- _Kurze Aufgabe_:
Welche Firma war laut dem Textauszug der größte Arbeitgeber Wlodawas? Bitte antworte in einem Satz.

- _Vorliegender Textauszug_:
..............................
5. Es ist glaubhaft, dass der Kläger während seines Aufenthalts im Ghetto Wlodava in der Zeit von Februar bis Juni 1942 Entwässerungs- und Waldarbeiten in der Umgebung von Wlodawa für eine deutsche Wasserwirtschaftsfirma unter dem dortigen Leiter G1 verrichtet hat.

Diese Tätigkeiten hat der Kläger durchgängig in Entschädigungsverfahren, aber auch im vorliegenden Rentenverfahren mit unterschiedlichen Formulierungen angegeben bzw. beschrieben. Diese Angaben sind glaubhaft im Sinne einer guten Möglichkeit. Für ihre Richtigkeit spricht zunächst, dass der Kläger die wesentlichen Umstände der Arbeit - d.h. die Beschreibung der Arbeit als Entwässerung zur Bodenaustrocknung und als Baumfällarbeiten - in mehreren Erklärungen konsistent beschrieben hat.

Die Angaben des Klägers wurden zudem im Entschädigungsverfahren durch die Zeugen N L und W M und im Klageverfahren durch die von ihm beigebrachte Erklärung der Zeugin T T1 vom 19.12.2004 bestätigt.

Die Berichte des Klägers und der Zeugen sind auch ohne weiteres mit den historischen Erkenntnissen zum Ghetto Wlodawa zu vereinbaren. Denn nach den Ausführungen von Dr. Zarusky in seinem Gutachten vom 02.06.2008, die sich der Senat zu eigen macht, war die deutsche Firma Rhode, die für das Wasserwirtschaftsamt Chelm Entwässerungs- und Regulierungsarbeiten unternahm, größter Arbeitgeber Wlodawas. Verantwortlich vor Ort war der Schachtmeister C G1. Zur Durchführung der Flussregulierungsarbeiten an der Wlodawka, einem kleinen Fluss, der bei Wlodawa in den Bug mündet, sowie der Entwässerungsarbeiten hat sich G1 jüdischer Arbeitskräfte bedient, die ihm vom Arbeitsamt zur Verfügung gestellt wurden. Zunächst waren nur 180 Juden bei ihm beschäftigt; ihm Laufe des Jahres 1942 hat sich diese Zahl dann auf etwa 1500 Juden erhöht (S. 11 des Gutachtens).

6. Die Arbeit des Klägers hat, wie von § 1 Abs. 1 Satz 1 ZRBG gefordert, "in einem Ghetto" stattgefunden, obwohl sich die Arbeitsstelle außerhalb des Ghettos, einige Kilometer von diesem entfernt, in der Umgebung von Wlodawa bzw. in den Wäldern befunden hat.

Auch Arbeiten, die außerhalb des räumlichen Bereichs eines Ghettos verrichtet wurden, werden vom ZRBG erfasst, wenn sie Ausfluss der Beschäftigung im Ghetto waren (so BSG Urteil vom 14.12.2006, B 4 R 29/06 R, SozR 4 - 5075 § 1 Nr. 3). Die ausgeübte Arbeit muss dem Verfolgten zwar von einem Unternehmen mit Sitz im Ghetto angeboten oder von einem solchen Unternehmen bzw. der eingesetzten "Ghetto-Autorität", ggf. ähnlich einer Arbeitnehmerüberlassung oder einer Arbeitsvermittlung, zugewiesen worden sein. Davon ist hier auszugehen.
..............................
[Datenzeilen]
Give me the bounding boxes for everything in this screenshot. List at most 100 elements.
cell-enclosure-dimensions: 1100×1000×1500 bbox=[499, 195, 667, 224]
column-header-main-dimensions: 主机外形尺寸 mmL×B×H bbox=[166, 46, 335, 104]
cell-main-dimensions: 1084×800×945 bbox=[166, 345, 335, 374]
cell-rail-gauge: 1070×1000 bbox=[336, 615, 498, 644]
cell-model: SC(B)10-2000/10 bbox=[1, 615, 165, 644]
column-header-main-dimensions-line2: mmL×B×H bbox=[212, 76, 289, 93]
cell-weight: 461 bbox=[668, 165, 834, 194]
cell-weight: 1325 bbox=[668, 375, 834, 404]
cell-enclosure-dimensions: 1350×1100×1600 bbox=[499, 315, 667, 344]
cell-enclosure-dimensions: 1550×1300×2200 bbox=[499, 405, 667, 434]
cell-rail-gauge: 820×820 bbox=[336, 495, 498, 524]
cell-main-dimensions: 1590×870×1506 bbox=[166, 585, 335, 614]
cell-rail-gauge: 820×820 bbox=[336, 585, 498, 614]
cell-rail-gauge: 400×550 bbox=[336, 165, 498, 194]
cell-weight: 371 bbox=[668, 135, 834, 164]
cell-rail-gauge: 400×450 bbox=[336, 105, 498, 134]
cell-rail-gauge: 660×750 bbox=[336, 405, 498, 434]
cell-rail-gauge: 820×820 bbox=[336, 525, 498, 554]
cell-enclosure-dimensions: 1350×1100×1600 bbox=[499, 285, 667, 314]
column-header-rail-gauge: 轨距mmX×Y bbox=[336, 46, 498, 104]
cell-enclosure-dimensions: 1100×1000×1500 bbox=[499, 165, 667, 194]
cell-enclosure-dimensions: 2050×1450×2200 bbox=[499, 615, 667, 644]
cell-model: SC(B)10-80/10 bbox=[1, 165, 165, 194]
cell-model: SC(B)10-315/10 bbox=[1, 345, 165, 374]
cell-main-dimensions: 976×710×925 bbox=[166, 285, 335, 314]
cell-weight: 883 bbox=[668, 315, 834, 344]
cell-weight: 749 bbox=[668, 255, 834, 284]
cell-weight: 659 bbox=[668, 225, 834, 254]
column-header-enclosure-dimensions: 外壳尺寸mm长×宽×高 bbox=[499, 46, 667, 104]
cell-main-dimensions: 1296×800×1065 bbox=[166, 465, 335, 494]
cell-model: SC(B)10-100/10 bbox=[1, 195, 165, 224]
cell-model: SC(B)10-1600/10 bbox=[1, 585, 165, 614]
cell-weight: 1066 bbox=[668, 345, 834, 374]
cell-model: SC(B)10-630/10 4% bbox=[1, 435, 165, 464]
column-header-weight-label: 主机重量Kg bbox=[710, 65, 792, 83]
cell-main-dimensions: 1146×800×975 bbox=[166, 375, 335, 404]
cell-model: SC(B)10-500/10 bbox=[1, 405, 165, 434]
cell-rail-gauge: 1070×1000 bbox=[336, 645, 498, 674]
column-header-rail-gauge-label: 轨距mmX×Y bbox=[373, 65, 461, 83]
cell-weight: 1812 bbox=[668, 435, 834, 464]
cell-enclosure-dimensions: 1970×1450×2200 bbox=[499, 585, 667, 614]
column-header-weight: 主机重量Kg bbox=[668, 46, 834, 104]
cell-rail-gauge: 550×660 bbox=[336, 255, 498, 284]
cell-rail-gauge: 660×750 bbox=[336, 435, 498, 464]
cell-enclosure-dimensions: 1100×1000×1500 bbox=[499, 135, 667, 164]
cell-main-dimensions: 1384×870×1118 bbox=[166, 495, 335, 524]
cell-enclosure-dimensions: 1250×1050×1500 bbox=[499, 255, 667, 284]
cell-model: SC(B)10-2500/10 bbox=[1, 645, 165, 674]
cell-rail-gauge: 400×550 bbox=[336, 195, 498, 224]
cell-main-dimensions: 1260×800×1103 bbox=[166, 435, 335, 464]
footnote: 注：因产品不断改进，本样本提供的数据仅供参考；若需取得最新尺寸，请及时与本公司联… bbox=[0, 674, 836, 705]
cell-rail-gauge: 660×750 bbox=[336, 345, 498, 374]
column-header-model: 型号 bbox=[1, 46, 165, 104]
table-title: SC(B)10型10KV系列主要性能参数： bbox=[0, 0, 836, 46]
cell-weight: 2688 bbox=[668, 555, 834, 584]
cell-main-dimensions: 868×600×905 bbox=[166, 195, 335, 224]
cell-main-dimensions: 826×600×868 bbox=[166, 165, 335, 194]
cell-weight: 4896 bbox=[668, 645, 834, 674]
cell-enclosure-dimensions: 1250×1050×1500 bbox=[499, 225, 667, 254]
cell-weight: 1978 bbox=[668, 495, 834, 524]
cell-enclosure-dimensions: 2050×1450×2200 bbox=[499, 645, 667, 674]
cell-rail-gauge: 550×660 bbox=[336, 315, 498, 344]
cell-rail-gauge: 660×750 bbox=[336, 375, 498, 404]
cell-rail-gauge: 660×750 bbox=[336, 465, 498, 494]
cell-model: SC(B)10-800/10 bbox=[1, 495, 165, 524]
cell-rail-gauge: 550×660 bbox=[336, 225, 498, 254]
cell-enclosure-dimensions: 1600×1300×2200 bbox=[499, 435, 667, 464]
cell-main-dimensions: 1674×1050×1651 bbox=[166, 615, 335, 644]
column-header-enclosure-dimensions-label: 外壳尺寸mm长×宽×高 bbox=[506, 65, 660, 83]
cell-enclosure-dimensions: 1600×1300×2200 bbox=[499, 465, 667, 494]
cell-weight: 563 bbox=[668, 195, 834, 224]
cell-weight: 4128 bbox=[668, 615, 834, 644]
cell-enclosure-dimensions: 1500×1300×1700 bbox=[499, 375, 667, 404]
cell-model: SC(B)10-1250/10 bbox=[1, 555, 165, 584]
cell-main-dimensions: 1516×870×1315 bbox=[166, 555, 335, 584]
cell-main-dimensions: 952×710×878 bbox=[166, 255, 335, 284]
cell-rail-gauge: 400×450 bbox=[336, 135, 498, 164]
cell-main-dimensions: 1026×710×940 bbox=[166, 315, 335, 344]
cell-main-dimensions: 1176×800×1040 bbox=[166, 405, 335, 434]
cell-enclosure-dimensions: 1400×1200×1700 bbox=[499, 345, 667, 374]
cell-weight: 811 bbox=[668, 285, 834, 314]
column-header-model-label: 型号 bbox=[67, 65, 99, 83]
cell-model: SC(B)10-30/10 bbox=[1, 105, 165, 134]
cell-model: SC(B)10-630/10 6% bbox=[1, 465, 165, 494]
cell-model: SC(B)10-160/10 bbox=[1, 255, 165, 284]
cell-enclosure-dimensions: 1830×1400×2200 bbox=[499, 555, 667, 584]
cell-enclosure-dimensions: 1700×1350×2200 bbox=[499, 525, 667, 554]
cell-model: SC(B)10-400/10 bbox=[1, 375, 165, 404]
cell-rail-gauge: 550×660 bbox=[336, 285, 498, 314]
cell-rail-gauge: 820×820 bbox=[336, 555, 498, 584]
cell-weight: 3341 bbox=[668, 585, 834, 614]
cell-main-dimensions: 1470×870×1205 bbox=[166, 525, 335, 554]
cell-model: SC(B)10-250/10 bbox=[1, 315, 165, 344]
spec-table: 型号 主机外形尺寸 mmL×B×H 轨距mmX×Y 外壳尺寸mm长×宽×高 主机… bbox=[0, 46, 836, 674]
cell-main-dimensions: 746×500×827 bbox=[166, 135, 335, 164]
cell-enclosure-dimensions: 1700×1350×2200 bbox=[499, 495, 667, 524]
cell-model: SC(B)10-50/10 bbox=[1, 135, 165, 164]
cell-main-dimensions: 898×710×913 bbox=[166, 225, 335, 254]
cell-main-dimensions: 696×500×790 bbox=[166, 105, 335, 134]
..............................
- _Ergebnis_:
Die deutsche Firma Rhode, die für das Wasserwirtschaftsamt Chelm Entwässerungs- und Regulierungsarbeiten unternahm.